# start of Records shown
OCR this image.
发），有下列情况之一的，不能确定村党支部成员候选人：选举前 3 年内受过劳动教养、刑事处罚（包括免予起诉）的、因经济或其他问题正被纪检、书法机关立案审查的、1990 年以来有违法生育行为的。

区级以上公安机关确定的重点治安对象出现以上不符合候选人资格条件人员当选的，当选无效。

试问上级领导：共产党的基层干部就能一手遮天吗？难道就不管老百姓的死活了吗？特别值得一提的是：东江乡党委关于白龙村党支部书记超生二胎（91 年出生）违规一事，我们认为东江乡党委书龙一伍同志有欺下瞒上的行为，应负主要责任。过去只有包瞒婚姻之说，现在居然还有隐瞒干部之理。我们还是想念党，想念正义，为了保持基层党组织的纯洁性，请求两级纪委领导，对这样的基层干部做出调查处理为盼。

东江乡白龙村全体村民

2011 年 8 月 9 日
# end of Records shown
▸ Instructions to follow
Reproduce each entry from the records above, character for character.

▸ Result
OCR this image.
发），有下列情况之一的，不能确定村党支部成员候选人：选举前 3 年内受过劳动教养、刑事处罚（包括免予起诉）的、因经济或其他问题正被纪检、书法机关立案审查的、1990 年以来有违法生育行为的。

区级以上公安机关确定的重点治安对象出现以上不符合候选人资格条件人员当选的，当选无效。

试问上级领导：共产党的基层干部就能一手遮天吗？难道就不管老百姓的死活了吗？特别值得一提的是：东江乡党委关于白龙村党支部书记超生二胎（91 年出生）违规一事，我们认为东江乡党委书龙一伍同志有欺下瞒上的行为，应负主要责任。过去只有包瞒婚姻之说，现在居然还有隐瞒干部之理。我们还是想念党，想念正义，为了保持基层党组织的纯洁性，请求两级纪委领导，对这样的基层干部做出调查处理为盼。

东江乡白龙村全体村民

2011 年 8 月 9 日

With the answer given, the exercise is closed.